§ GIVEN DATA:
· · · · · · ·
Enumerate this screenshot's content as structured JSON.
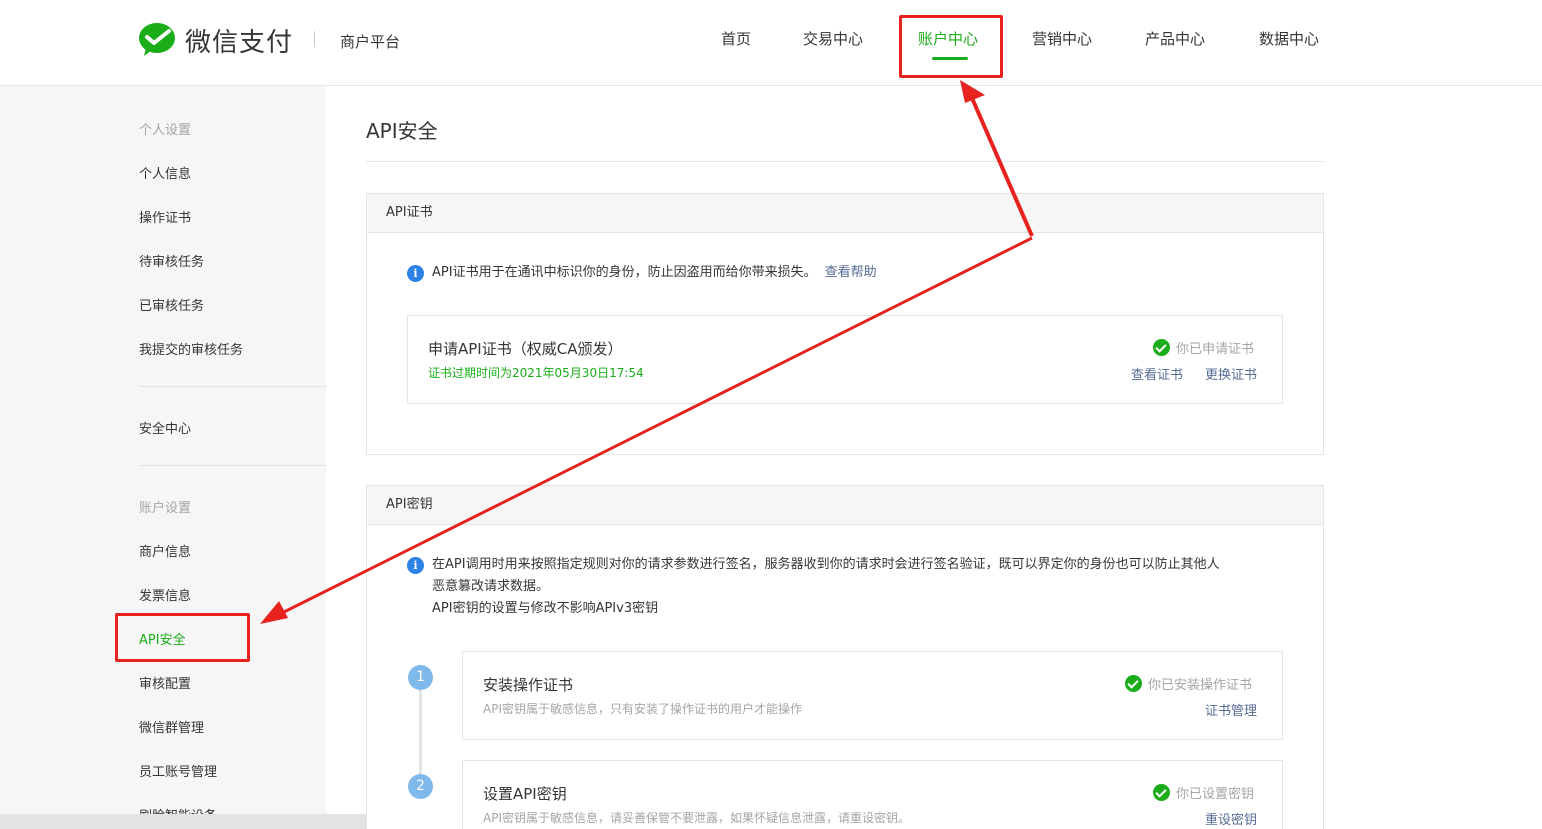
{
  "brand": {
    "logo_text": "微信支付",
    "platform": "商户平台"
  },
  "nav": {
    "items": [
      {
        "label": "首页"
      },
      {
        "label": "交易中心"
      },
      {
        "label": "账户中心"
      },
      {
        "label": "营销中心"
      },
      {
        "label": "产品中心"
      },
      {
        "label": "数据中心"
      }
    ],
    "active": "账户中心"
  },
  "sidebar": {
    "personal_group": "个人设置",
    "personal_items": [
      "个人信息",
      "操作证书",
      "待审核任务",
      "已审核任务",
      "我提交的审核任务"
    ],
    "security_center": "安全中心",
    "account_group": "账户设置",
    "account_items": [
      "商户信息",
      "发票信息",
      "API安全",
      "审核配置",
      "微信群管理",
      "员工账号管理",
      "刷脸智能设备"
    ],
    "active": "API安全"
  },
  "main": {
    "title": "API安全",
    "cert_panel": {
      "heading": "API证书",
      "info": "API证书用于在通讯中标识你的身份，防止因盗用而给你带来损失。",
      "help_link": "查看帮助",
      "card": {
        "title": "申请API证书（权威CA颁发）",
        "expiry": "证书过期时间为2021年05月30日17:54",
        "status": "你已申请证书",
        "view": "查看证书",
        "replace": "更换证书"
      }
    },
    "key_panel": {
      "heading": "API密钥",
      "info_line1": "在API调用时用来按照指定规则对你的请求参数进行签名，服务器收到你的请求时会进行签名验证，既可以界定你的身份也可以防止其他人",
      "info_line2": "恶意篡改请求数据。",
      "info_line3": "API密钥的设置与修改不影响APIv3密钥",
      "steps": [
        {
          "number": "1",
          "title": "安装操作证书",
          "desc": "API密钥属于敏感信息，只有安装了操作证书的用户才能操作",
          "status": "你已安装操作证书",
          "action": "证书管理"
        },
        {
          "number": "2",
          "title": "设置API密钥",
          "desc": "API密钥属于敏感信息，请妥善保管不要泄露，如果怀疑信息泄露，请重设密钥。",
          "status": "你已设置密钥",
          "action": "重设密钥"
        }
      ]
    }
  },
  "colors": {
    "accent_green": "#1aad19",
    "link_blue": "#576b95",
    "info_blue": "#2c82e6",
    "annotation_red": "#e8231f"
  }
}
· · · · · · ·
§ WHAT TO WORK ON: Return every line holding the word "desc" from the records.

§ COMPLETE OUTPUT:
          "desc": "API密钥属于敏感信息，只有安装了操作证书的用户才能操作",
          "desc": "API密钥属于敏感信息，请妥善保管不要泄露，如果怀疑信息泄露，请重设密钥。",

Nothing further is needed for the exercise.